╭──
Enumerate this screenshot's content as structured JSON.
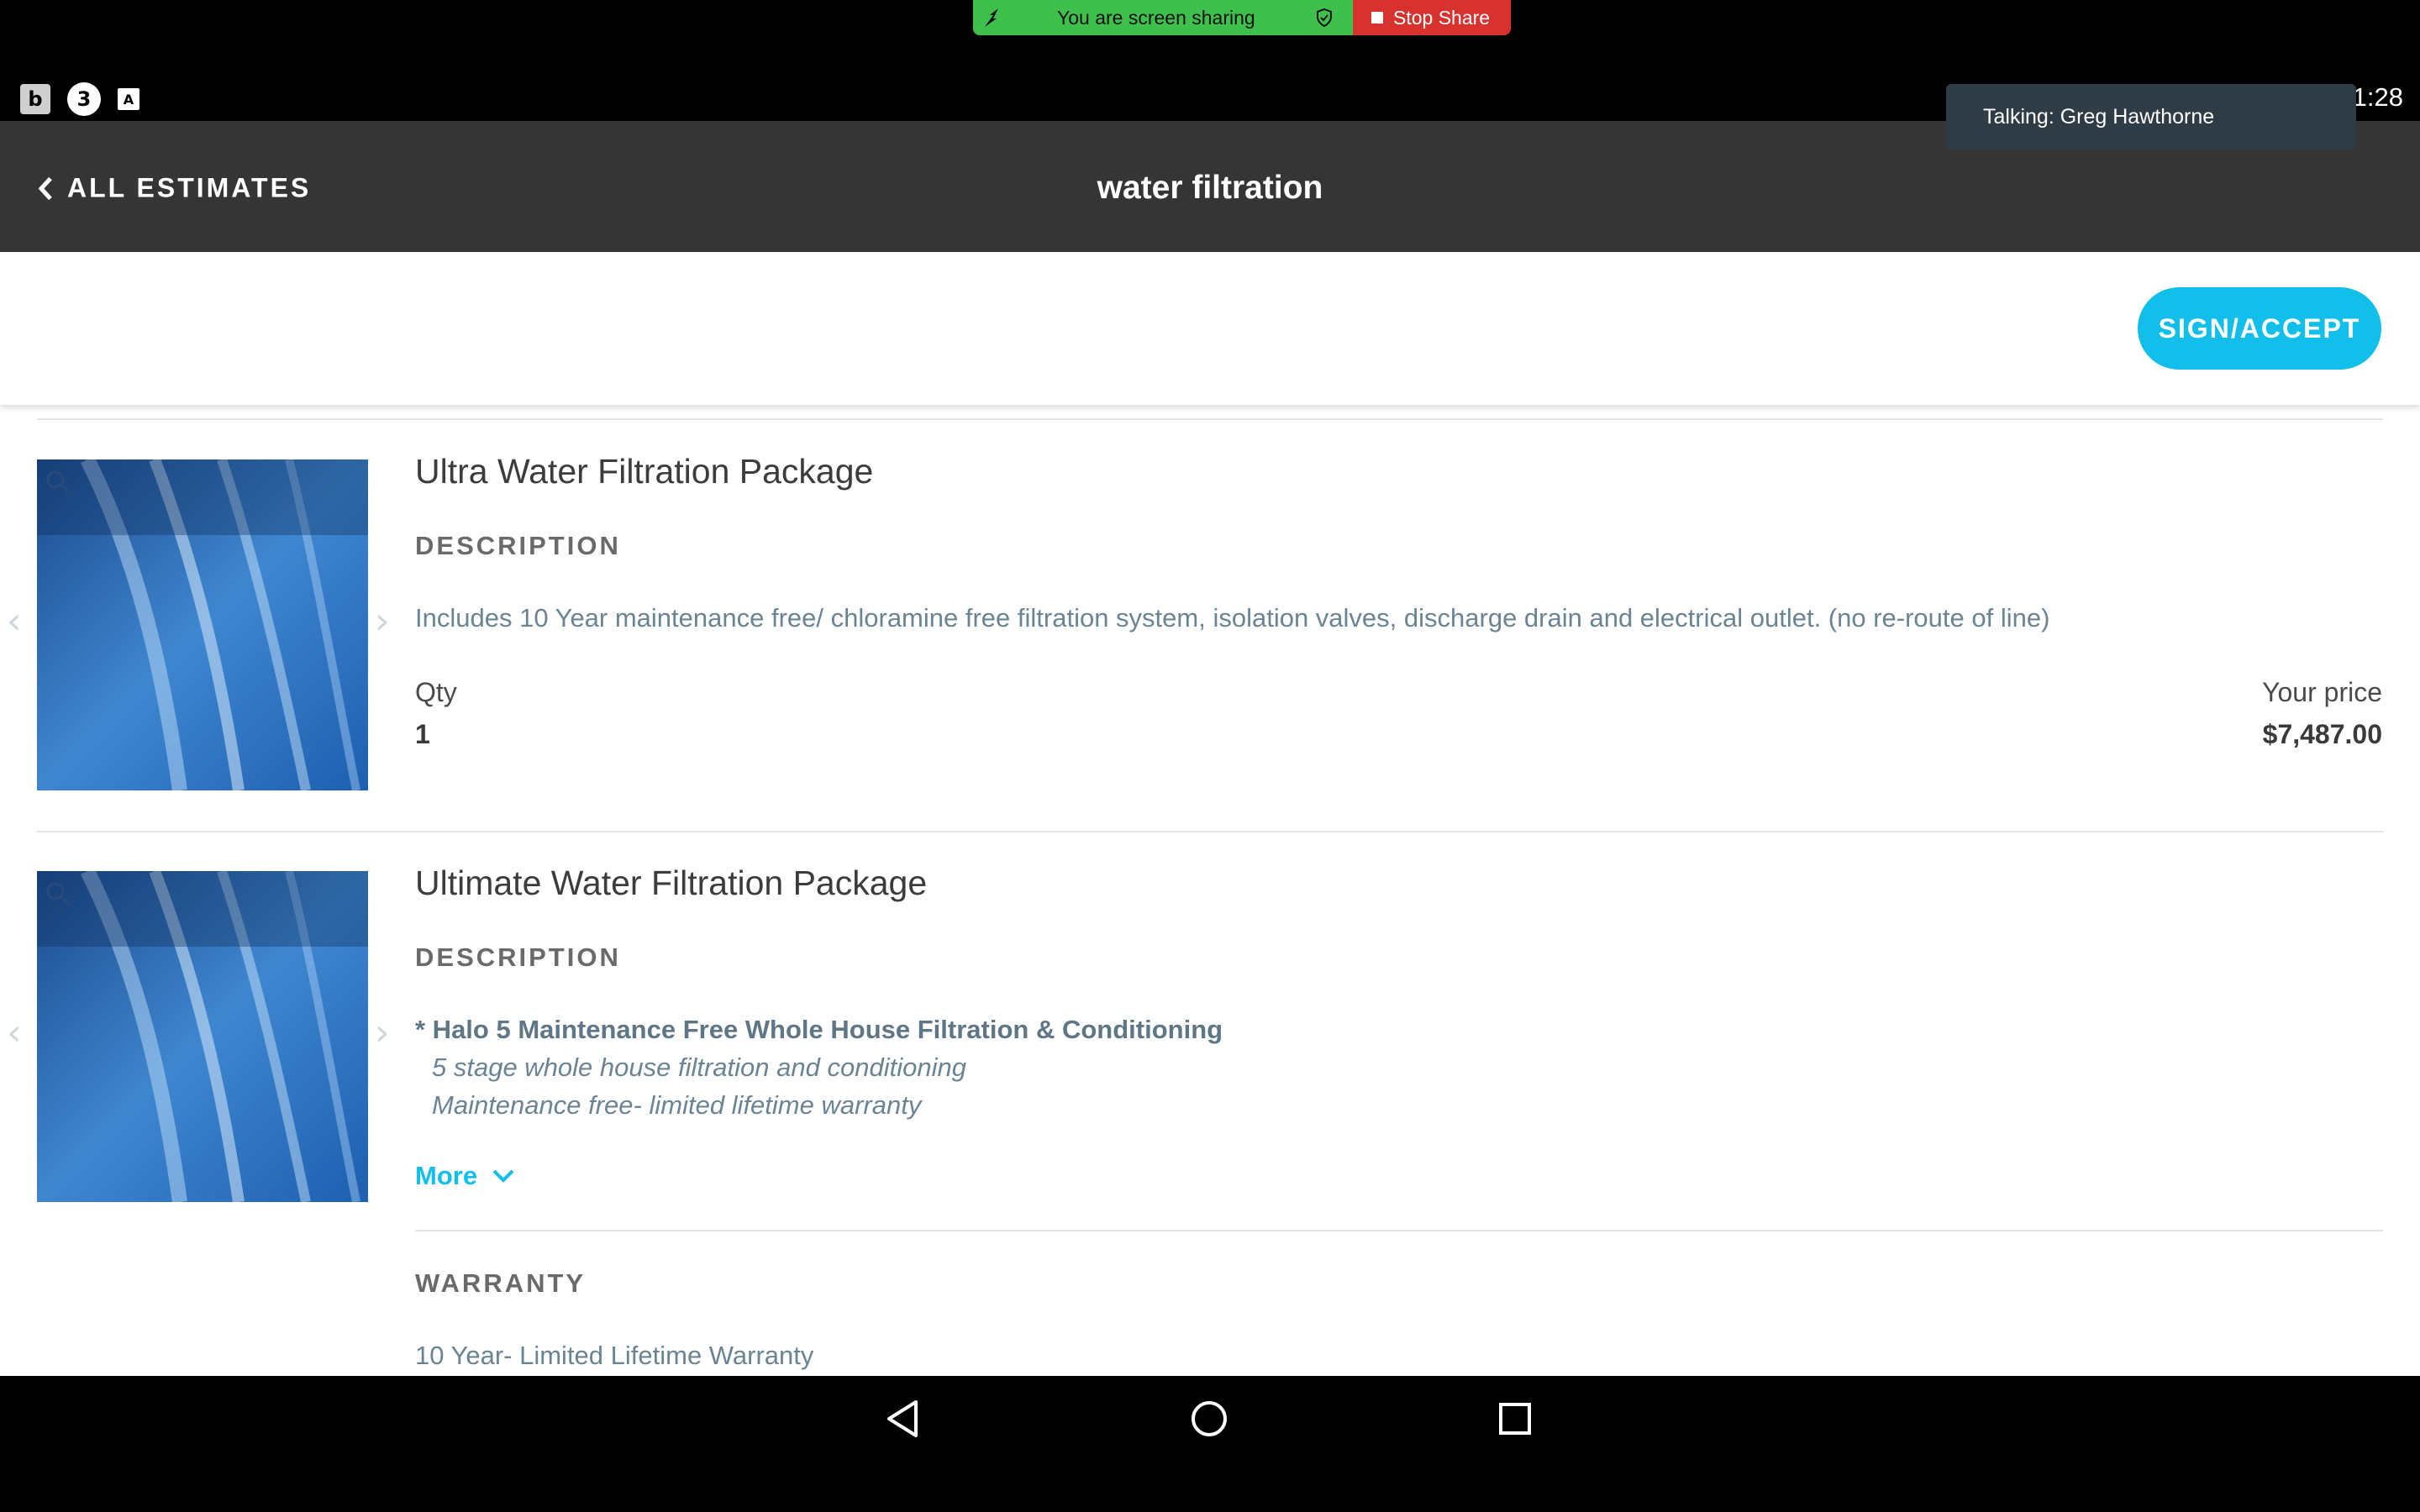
{
  "screen_share": {
    "status_text": "You are screen sharing",
    "stop_label": "Stop Share"
  },
  "status_bar": {
    "icons": [
      "b",
      "3",
      "A"
    ],
    "clock": "1:28"
  },
  "talking_toast": "Talking: Greg Hawthorne",
  "header": {
    "back_label": "ALL ESTIMATES",
    "title": "water filtration"
  },
  "actions": {
    "sign_label": "SIGN/ACCEPT"
  },
  "items": [
    {
      "title": "Ultra Water Filtration Package",
      "description_label": "DESCRIPTION",
      "description": "Includes 10 Year maintenance free/ chloramine free filtration system, isolation valves, discharge drain and electrical outlet. (no re-route of line)",
      "qty_label": "Qty",
      "qty": "1",
      "price_label": "Your price",
      "price": "$7,487.00"
    },
    {
      "title": "Ultimate Water Filtration Package",
      "description_label": "DESCRIPTION",
      "bullet_title": "* Halo 5 Maintenance Free Whole House Filtration & Conditioning",
      "bullet_lines": [
        "5 stage whole house filtration and conditioning",
        "Maintenance free- limited lifetime warranty"
      ],
      "more_label": "More",
      "warranty_label": "WARRANTY",
      "warranty": "10 Year- Limited Lifetime Warranty"
    }
  ],
  "colors": {
    "accent": "#11bfea",
    "header_bg": "#353535",
    "share_green": "#3fbf4b",
    "share_red": "#d8322f"
  }
}
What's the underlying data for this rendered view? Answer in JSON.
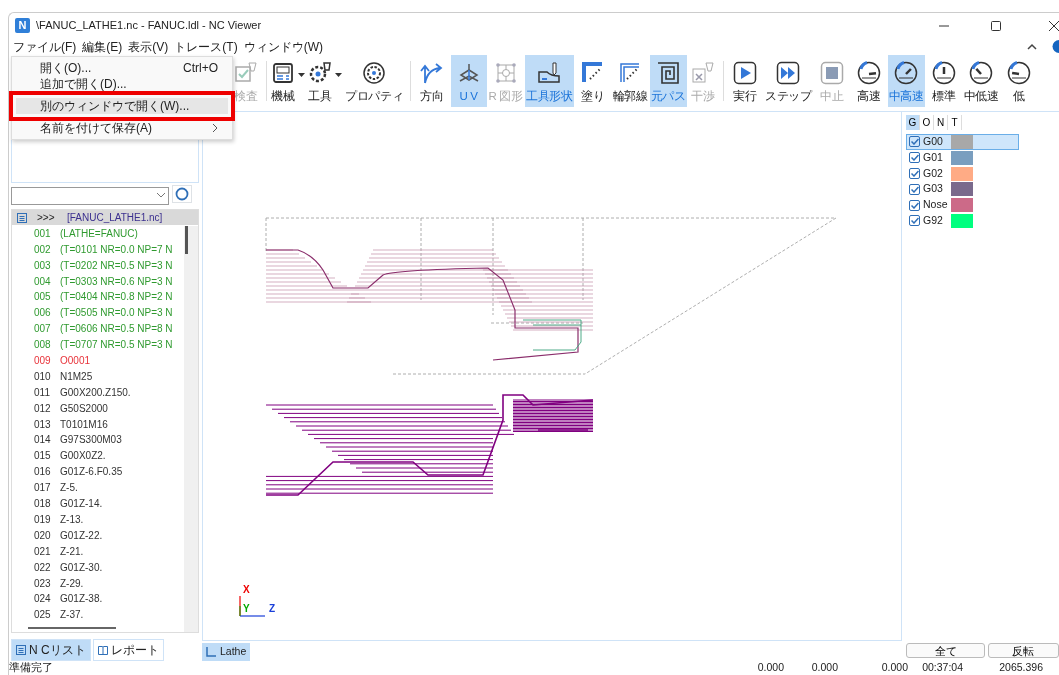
╰──
Exercise task
Pick out each line above that includes "Package" and show it.

Reply
      "title": "Ultra Water Filtration Package",
      "title": "Ultimate Water Filtration Package",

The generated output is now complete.